[The problem]
Set down all of the entries word for word, omitting the images they contain.

[Some records]
[BEGIN]

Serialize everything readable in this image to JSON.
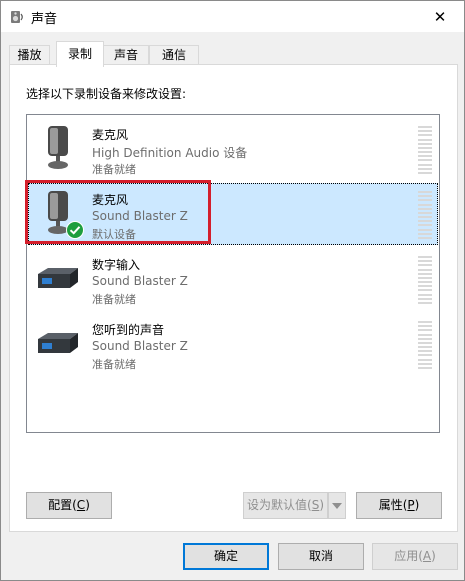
{
  "window": {
    "title": "声音",
    "close_glyph": "✕"
  },
  "tabs": [
    {
      "label": "播放",
      "active": false
    },
    {
      "label": "录制",
      "active": true
    },
    {
      "label": "声音",
      "active": false
    },
    {
      "label": "通信",
      "active": false
    }
  ],
  "instruction": "选择以下录制设备来修改设置:",
  "devices": [
    {
      "name": "麦克风",
      "detail": "High Definition Audio 设备",
      "status": "准备就绪",
      "icon": "microphone-icon",
      "selected": false,
      "default": false
    },
    {
      "name": "麦克风",
      "detail": "Sound Blaster Z",
      "status": "默认设备",
      "icon": "microphone-icon",
      "selected": true,
      "default": true
    },
    {
      "name": "数字输入",
      "detail": "Sound Blaster Z",
      "status": "准备就绪",
      "icon": "digital-input-icon",
      "selected": false,
      "default": false
    },
    {
      "name": "您听到的声音",
      "detail": "Sound Blaster Z",
      "status": "准备就绪",
      "icon": "digital-input-icon",
      "selected": false,
      "default": false
    }
  ],
  "buttons": {
    "configure": {
      "label": "配置(",
      "key": "C",
      "suffix": ")"
    },
    "set_default": {
      "label": "设为默认值(",
      "key": "S",
      "suffix": ")",
      "enabled": false
    },
    "properties": {
      "label": "属性(",
      "key": "P",
      "suffix": ")"
    },
    "ok": {
      "label": "确定"
    },
    "cancel": {
      "label": "取消"
    },
    "apply": {
      "label": "应用(",
      "key": "A",
      "suffix": ")",
      "enabled": false
    }
  },
  "colors": {
    "selection": "#cce8ff",
    "highlight_box": "#d41f2c",
    "default_check": "#1e9e3e",
    "primary_border": "#0078d7"
  }
}
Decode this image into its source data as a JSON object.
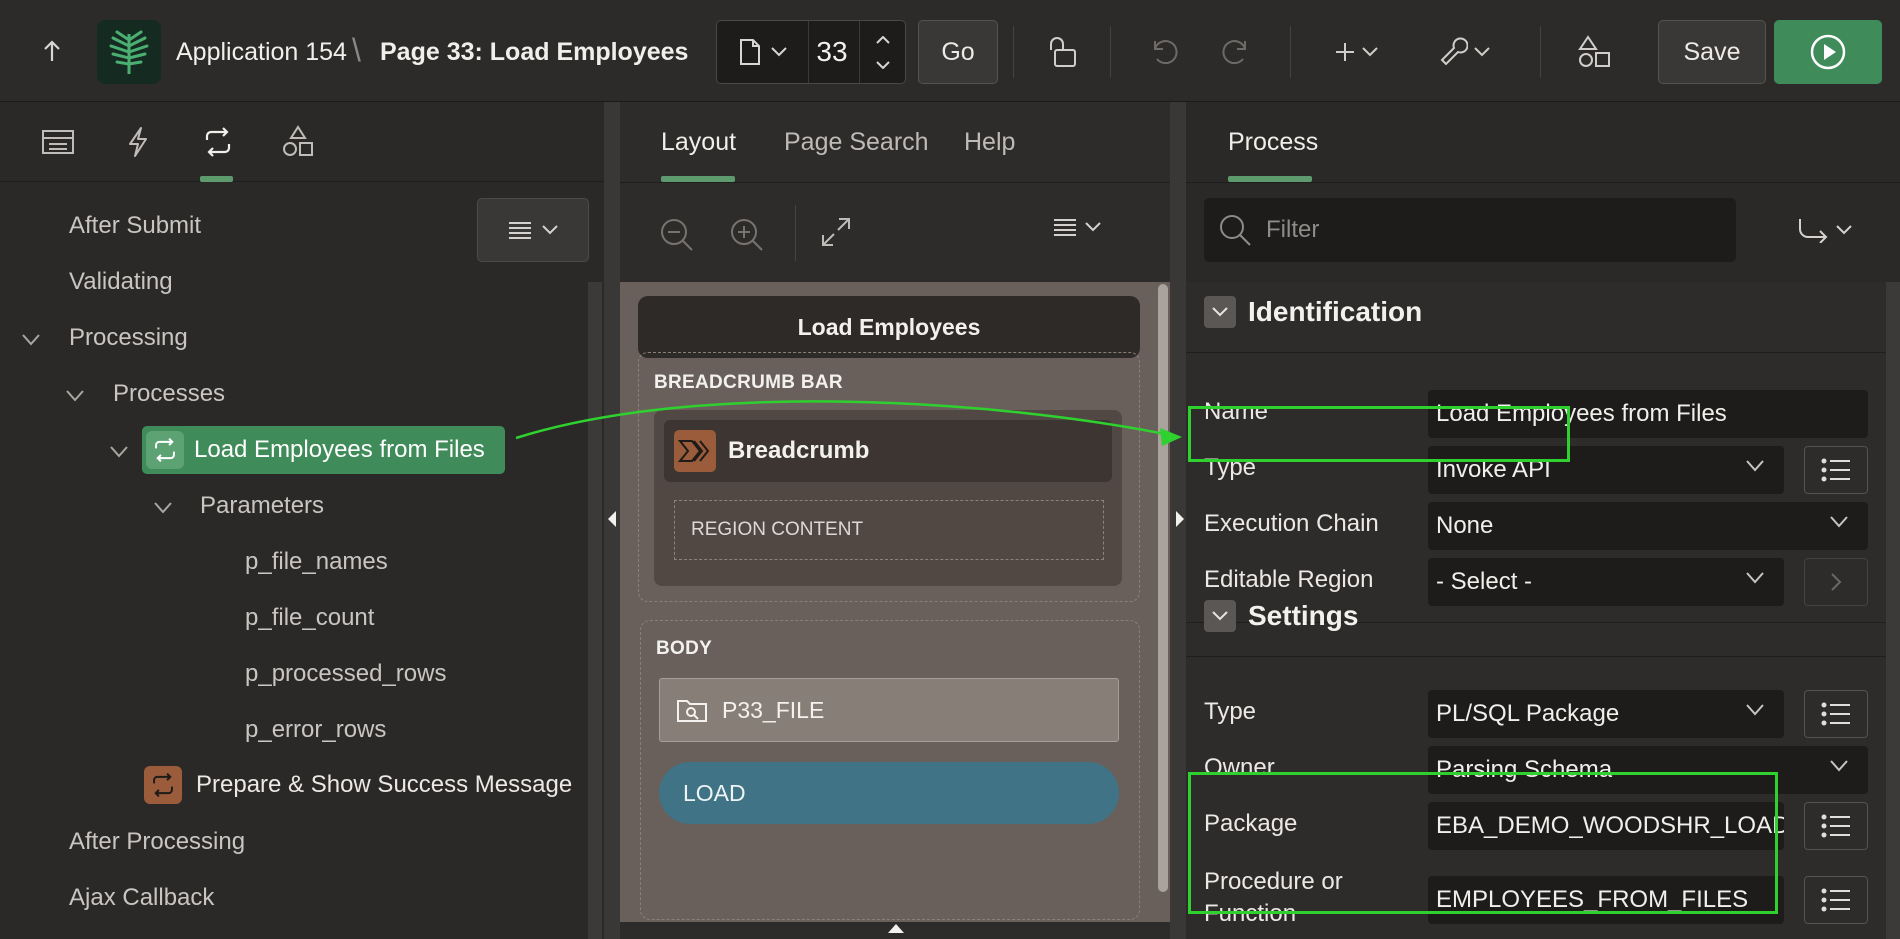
{
  "header": {
    "app_name": "Application 154",
    "separator": "\\",
    "page_title": "Page 33: Load Employees",
    "page_number": "33",
    "go_label": "Go",
    "save_label": "Save"
  },
  "left_panel": {
    "tabs": [
      "rendering-tab",
      "dynamic-actions-tab",
      "processing-tab",
      "shared-components-tab"
    ],
    "active_tab": "processing-tab",
    "tree": {
      "after_submit": "After Submit",
      "validating": "Validating",
      "processing": "Processing",
      "processes": "Processes",
      "selected_process": "Load Employees from Files",
      "parameters": "Parameters",
      "params": [
        "p_file_names",
        "p_file_count",
        "p_processed_rows",
        "p_error_rows"
      ],
      "second_process": "Prepare & Show Success Message",
      "after_processing": "After Processing",
      "ajax_callback": "Ajax Callback"
    }
  },
  "middle_panel": {
    "tabs": {
      "layout": "Layout",
      "page_search": "Page Search",
      "help": "Help"
    },
    "page_name": "Load Employees",
    "breadcrumb_bar_label": "BREADCRUMB BAR",
    "breadcrumb_region": "Breadcrumb",
    "region_content": "REGION CONTENT",
    "body_label": "BODY",
    "file_item": "P33_FILE",
    "load_button": "LOAD"
  },
  "right_panel": {
    "tab": "Process",
    "filter_placeholder": "Filter",
    "identification": {
      "title": "Identification",
      "name_label": "Name",
      "name_value": "Load Employees from Files",
      "type_label": "Type",
      "type_value": "Invoke API",
      "chain_label": "Execution Chain",
      "chain_value": "None",
      "editable_label": "Editable Region",
      "editable_value": "- Select -"
    },
    "settings": {
      "title": "Settings",
      "type_label": "Type",
      "type_value": "PL/SQL Package",
      "owner_label": "Owner",
      "owner_value": "Parsing Schema",
      "package_label": "Package",
      "package_value": "EBA_DEMO_WOODSHR_LOAD",
      "proc_label": "Procedure or Function",
      "proc_value": "EMPLOYEES_FROM_FILES"
    }
  },
  "colors": {
    "accent_green": "#3f8b5a",
    "highlight_green": "#2fd12f",
    "load_button": "#3f7385",
    "breadcrumb_icon": "#9a5c3a"
  }
}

[END]

[Written solution]
Serialize everything readable in this image to JSON.
{
  "window": {
    "title": "声音",
    "close_glyph": "✕"
  },
  "tabs": [
    {
      "label": "播放",
      "active": false
    },
    {
      "label": "录制",
      "active": true
    },
    {
      "label": "声音",
      "active": false
    },
    {
      "label": "通信",
      "active": false
    }
  ],
  "instruction": "选择以下录制设备来修改设置:",
  "devices": [
    {
      "name": "麦克风",
      "detail": "High Definition Audio 设备",
      "status": "准备就绪",
      "icon": "microphone-icon",
      "selected": false,
      "default": false
    },
    {
      "name": "麦克风",
      "detail": "Sound Blaster Z",
      "status": "默认设备",
      "icon": "microphone-icon",
      "selected": true,
      "default": true
    },
    {
      "name": "数字输入",
      "detail": "Sound Blaster Z",
      "status": "准备就绪",
      "icon": "digital-input-icon",
      "selected": false,
      "default": false
    },
    {
      "name": "您听到的声音",
      "detail": "Sound Blaster Z",
      "status": "准备就绪",
      "icon": "digital-input-icon",
      "selected": false,
      "default": false
    }
  ],
  "buttons": {
    "configure": {
      "label": "配置(",
      "key": "C",
      "suffix": ")"
    },
    "set_default": {
      "label": "设为默认值(",
      "key": "S",
      "suffix": ")",
      "enabled": false
    },
    "properties": {
      "label": "属性(",
      "key": "P",
      "suffix": ")"
    },
    "ok": {
      "label": "确定"
    },
    "cancel": {
      "label": "取消"
    },
    "apply": {
      "label": "应用(",
      "key": "A",
      "suffix": ")",
      "enabled": false
    }
  },
  "colors": {
    "selection": "#cce8ff",
    "highlight_box": "#d41f2c",
    "default_check": "#1e9e3e",
    "primary_border": "#0078d7"
  }
}
Decode this image into its source data as a JSON object.
{
  "header": {
    "app_name": "Application 154",
    "separator": "\\",
    "page_title": "Page 33: Load Employees",
    "page_number": "33",
    "go_label": "Go",
    "save_label": "Save"
  },
  "left_panel": {
    "tabs": [
      "rendering-tab",
      "dynamic-actions-tab",
      "processing-tab",
      "shared-components-tab"
    ],
    "active_tab": "processing-tab",
    "tree": {
      "after_submit": "After Submit",
      "validating": "Validating",
      "processing": "Processing",
      "processes": "Processes",
      "selected_process": "Load Employees from Files",
      "parameters": "Parameters",
      "params": [
        "p_file_names",
        "p_file_count",
        "p_processed_rows",
        "p_error_rows"
      ],
      "second_process": "Prepare & Show Success Message",
      "after_processing": "After Processing",
      "ajax_callback": "Ajax Callback"
    }
  },
  "middle_panel": {
    "tabs": {
      "layout": "Layout",
      "page_search": "Page Search",
      "help": "Help"
    },
    "page_name": "Load Employees",
    "breadcrumb_bar_label": "BREADCRUMB BAR",
    "breadcrumb_region": "Breadcrumb",
    "region_content": "REGION CONTENT",
    "body_label": "BODY",
    "file_item": "P33_FILE",
    "load_button": "LOAD"
  },
  "right_panel": {
    "tab": "Process",
    "filter_placeholder": "Filter",
    "identification": {
      "title": "Identification",
      "name_label": "Name",
      "name_value": "Load Employees from Files",
      "type_label": "Type",
      "type_value": "Invoke API",
      "chain_label": "Execution Chain",
      "chain_value": "None",
      "editable_label": "Editable Region",
      "editable_value": "- Select -"
    },
    "settings": {
      "title": "Settings",
      "type_label": "Type",
      "type_value": "PL/SQL Package",
      "owner_label": "Owner",
      "owner_value": "Parsing Schema",
      "package_label": "Package",
      "package_value": "EBA_DEMO_WOODSHR_LOAD",
      "proc_label": "Procedure or Function",
      "proc_value": "EMPLOYEES_FROM_FILES"
    }
  },
  "colors": {
    "accent_green": "#3f8b5a",
    "highlight_green": "#2fd12f",
    "load_button": "#3f7385",
    "breadcrumb_icon": "#9a5c3a"
  }
}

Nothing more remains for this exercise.